> Problem:
Write out all records as given; omit images.

> Figure record extracts:
- - - - - - -
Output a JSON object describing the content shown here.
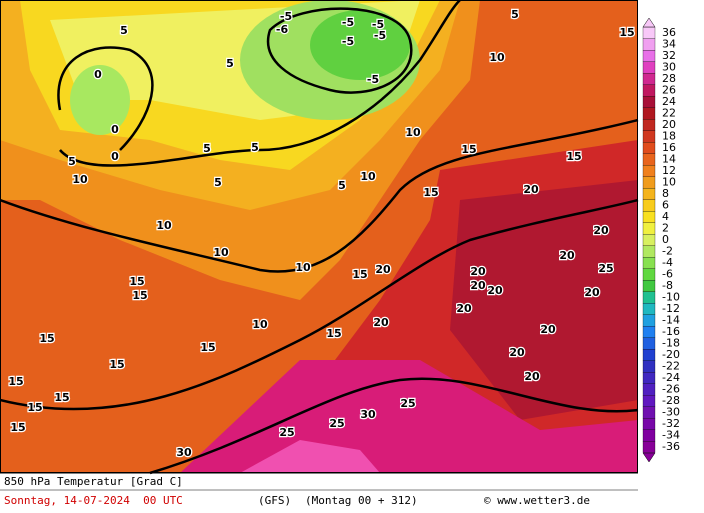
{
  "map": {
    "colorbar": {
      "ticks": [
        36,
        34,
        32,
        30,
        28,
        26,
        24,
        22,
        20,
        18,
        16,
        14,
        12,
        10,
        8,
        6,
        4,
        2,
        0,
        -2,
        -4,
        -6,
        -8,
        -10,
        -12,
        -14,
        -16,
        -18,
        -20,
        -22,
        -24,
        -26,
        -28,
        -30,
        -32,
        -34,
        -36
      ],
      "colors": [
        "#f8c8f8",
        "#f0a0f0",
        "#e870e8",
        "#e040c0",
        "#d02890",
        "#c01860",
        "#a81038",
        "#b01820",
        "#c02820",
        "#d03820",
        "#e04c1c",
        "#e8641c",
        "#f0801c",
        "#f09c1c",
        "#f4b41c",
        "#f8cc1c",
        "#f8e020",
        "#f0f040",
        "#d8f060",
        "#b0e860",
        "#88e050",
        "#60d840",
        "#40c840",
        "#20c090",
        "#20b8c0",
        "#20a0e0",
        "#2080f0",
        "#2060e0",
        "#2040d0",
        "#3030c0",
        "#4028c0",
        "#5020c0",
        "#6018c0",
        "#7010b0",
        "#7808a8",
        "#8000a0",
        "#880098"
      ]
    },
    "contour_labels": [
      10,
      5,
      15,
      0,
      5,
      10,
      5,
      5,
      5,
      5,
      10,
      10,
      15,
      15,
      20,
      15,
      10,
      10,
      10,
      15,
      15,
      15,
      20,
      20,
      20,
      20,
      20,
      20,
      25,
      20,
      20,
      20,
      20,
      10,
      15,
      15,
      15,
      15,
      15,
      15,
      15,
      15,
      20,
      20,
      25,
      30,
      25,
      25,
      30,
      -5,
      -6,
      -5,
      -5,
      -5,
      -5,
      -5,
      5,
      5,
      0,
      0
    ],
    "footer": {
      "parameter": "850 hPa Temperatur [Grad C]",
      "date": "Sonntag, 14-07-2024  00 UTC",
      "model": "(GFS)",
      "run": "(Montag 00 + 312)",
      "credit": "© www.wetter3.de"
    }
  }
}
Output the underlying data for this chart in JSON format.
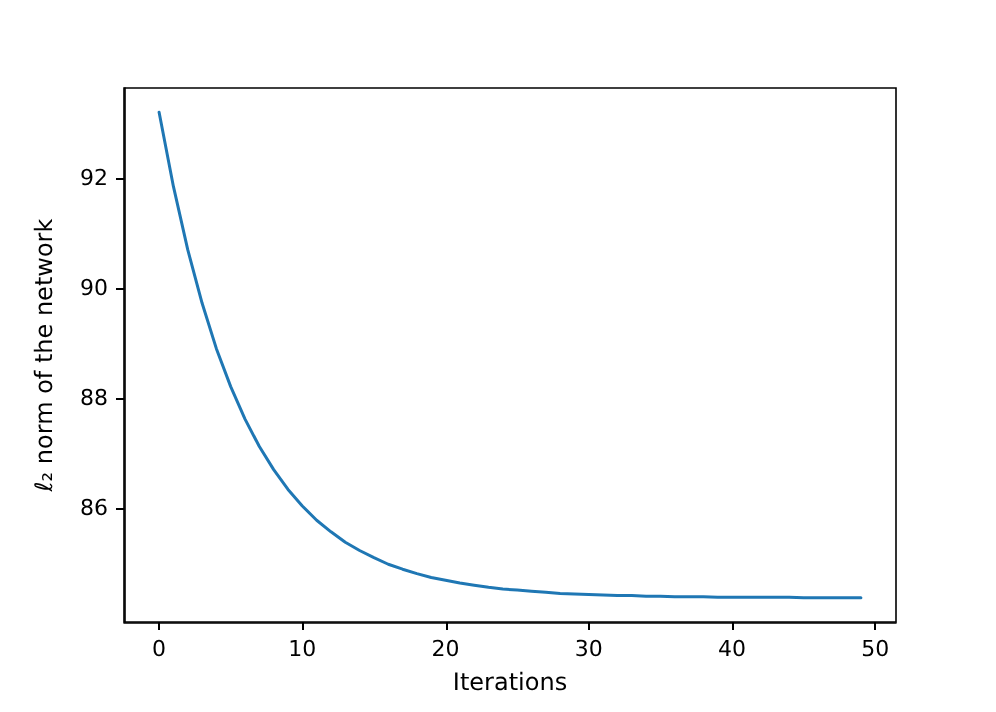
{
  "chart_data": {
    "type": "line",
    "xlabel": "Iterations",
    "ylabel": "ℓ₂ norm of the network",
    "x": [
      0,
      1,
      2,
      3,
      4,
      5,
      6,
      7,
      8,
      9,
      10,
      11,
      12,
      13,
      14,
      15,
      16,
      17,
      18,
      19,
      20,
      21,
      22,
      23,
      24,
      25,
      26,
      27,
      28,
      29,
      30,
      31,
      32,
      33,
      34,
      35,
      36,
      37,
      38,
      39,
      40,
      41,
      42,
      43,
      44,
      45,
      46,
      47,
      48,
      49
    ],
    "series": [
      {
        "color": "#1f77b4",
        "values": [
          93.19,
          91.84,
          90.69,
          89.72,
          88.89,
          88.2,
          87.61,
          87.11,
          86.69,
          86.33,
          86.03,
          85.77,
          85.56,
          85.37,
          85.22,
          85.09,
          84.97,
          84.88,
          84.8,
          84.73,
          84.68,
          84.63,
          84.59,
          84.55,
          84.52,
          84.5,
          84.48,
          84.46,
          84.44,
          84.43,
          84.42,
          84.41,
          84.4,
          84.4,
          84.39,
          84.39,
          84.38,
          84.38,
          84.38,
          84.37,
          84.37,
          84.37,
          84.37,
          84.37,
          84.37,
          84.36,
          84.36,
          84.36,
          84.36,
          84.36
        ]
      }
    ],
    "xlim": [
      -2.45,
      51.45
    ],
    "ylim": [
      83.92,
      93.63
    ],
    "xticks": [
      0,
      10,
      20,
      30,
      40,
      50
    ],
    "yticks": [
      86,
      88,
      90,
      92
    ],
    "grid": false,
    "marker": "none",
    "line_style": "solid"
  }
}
- - - - - - -
> Answer for the task:
Output a JSON object describing the content shown here.
{
  "map": {
    "colorbar": {
      "ticks": [
        36,
        34,
        32,
        30,
        28,
        26,
        24,
        22,
        20,
        18,
        16,
        14,
        12,
        10,
        8,
        6,
        4,
        2,
        0,
        -2,
        -4,
        -6,
        -8,
        -10,
        -12,
        -14,
        -16,
        -18,
        -20,
        -22,
        -24,
        -26,
        -28,
        -30,
        -32,
        -34,
        -36
      ],
      "colors": [
        "#f8c8f8",
        "#f0a0f0",
        "#e870e8",
        "#e040c0",
        "#d02890",
        "#c01860",
        "#a81038",
        "#b01820",
        "#c02820",
        "#d03820",
        "#e04c1c",
        "#e8641c",
        "#f0801c",
        "#f09c1c",
        "#f4b41c",
        "#f8cc1c",
        "#f8e020",
        "#f0f040",
        "#d8f060",
        "#b0e860",
        "#88e050",
        "#60d840",
        "#40c840",
        "#20c090",
        "#20b8c0",
        "#20a0e0",
        "#2080f0",
        "#2060e0",
        "#2040d0",
        "#3030c0",
        "#4028c0",
        "#5020c0",
        "#6018c0",
        "#7010b0",
        "#7808a8",
        "#8000a0",
        "#880098"
      ]
    },
    "contour_labels": [
      10,
      5,
      15,
      0,
      5,
      10,
      5,
      5,
      5,
      5,
      10,
      10,
      15,
      15,
      20,
      15,
      10,
      10,
      10,
      15,
      15,
      15,
      20,
      20,
      20,
      20,
      20,
      20,
      25,
      20,
      20,
      20,
      20,
      10,
      15,
      15,
      15,
      15,
      15,
      15,
      15,
      15,
      20,
      20,
      25,
      30,
      25,
      25,
      30,
      -5,
      -6,
      -5,
      -5,
      -5,
      -5,
      -5,
      5,
      5,
      0,
      0
    ],
    "footer": {
      "parameter": "850 hPa Temperatur [Grad C]",
      "date": "Sonntag, 14-07-2024  00 UTC",
      "model": "(GFS)",
      "run": "(Montag 00 + 312)",
      "credit": "© www.wetter3.de"
    }
  }
}
Output the underlying data for this chart in JSON format.
{
  "chart_data": {
    "type": "line",
    "xlabel": "Iterations",
    "ylabel": "ℓ₂ norm of the network",
    "x": [
      0,
      1,
      2,
      3,
      4,
      5,
      6,
      7,
      8,
      9,
      10,
      11,
      12,
      13,
      14,
      15,
      16,
      17,
      18,
      19,
      20,
      21,
      22,
      23,
      24,
      25,
      26,
      27,
      28,
      29,
      30,
      31,
      32,
      33,
      34,
      35,
      36,
      37,
      38,
      39,
      40,
      41,
      42,
      43,
      44,
      45,
      46,
      47,
      48,
      49
    ],
    "series": [
      {
        "color": "#1f77b4",
        "values": [
          93.19,
          91.84,
          90.69,
          89.72,
          88.89,
          88.2,
          87.61,
          87.11,
          86.69,
          86.33,
          86.03,
          85.77,
          85.56,
          85.37,
          85.22,
          85.09,
          84.97,
          84.88,
          84.8,
          84.73,
          84.68,
          84.63,
          84.59,
          84.55,
          84.52,
          84.5,
          84.48,
          84.46,
          84.44,
          84.43,
          84.42,
          84.41,
          84.4,
          84.4,
          84.39,
          84.39,
          84.38,
          84.38,
          84.38,
          84.37,
          84.37,
          84.37,
          84.37,
          84.37,
          84.37,
          84.36,
          84.36,
          84.36,
          84.36,
          84.36
        ]
      }
    ],
    "xlim": [
      -2.45,
      51.45
    ],
    "ylim": [
      83.92,
      93.63
    ],
    "xticks": [
      0,
      10,
      20,
      30,
      40,
      50
    ],
    "yticks": [
      86,
      88,
      90,
      92
    ],
    "grid": false,
    "marker": "none",
    "line_style": "solid"
  }
}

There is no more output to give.